Figure record extracts:

• • •

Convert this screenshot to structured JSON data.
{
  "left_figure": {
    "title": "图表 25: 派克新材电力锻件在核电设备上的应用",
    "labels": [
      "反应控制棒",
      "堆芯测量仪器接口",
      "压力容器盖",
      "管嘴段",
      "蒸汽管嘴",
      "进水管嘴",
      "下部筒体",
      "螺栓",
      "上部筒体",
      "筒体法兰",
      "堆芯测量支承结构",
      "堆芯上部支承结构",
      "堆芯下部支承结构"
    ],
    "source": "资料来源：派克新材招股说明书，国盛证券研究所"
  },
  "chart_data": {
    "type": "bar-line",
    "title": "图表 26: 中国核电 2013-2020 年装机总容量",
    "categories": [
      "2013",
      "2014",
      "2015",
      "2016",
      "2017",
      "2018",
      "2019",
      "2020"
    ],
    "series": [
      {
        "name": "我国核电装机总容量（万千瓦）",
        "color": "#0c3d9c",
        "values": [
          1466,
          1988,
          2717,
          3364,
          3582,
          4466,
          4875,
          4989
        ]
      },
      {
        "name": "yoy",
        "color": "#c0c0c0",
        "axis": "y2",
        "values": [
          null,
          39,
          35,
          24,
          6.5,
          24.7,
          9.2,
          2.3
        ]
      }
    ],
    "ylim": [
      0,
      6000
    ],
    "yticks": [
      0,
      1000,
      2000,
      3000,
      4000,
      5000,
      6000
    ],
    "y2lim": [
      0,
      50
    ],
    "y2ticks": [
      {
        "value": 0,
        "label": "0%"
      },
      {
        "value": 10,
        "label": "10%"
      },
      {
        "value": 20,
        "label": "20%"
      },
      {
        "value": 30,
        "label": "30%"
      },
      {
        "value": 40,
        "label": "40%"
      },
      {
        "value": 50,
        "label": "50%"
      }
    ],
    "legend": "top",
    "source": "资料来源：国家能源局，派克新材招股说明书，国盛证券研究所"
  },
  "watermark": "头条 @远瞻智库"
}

• • •

→ **Task requirements**
Reproduce each line holding the word "派克新材招股说明书".

→ **Worked answer**
    "source": "资料来源：派克新材招股说明书，国盛证券研究所"
    "source": "资料来源：国家能源局，派克新材招股说明书，国盛证券研究所"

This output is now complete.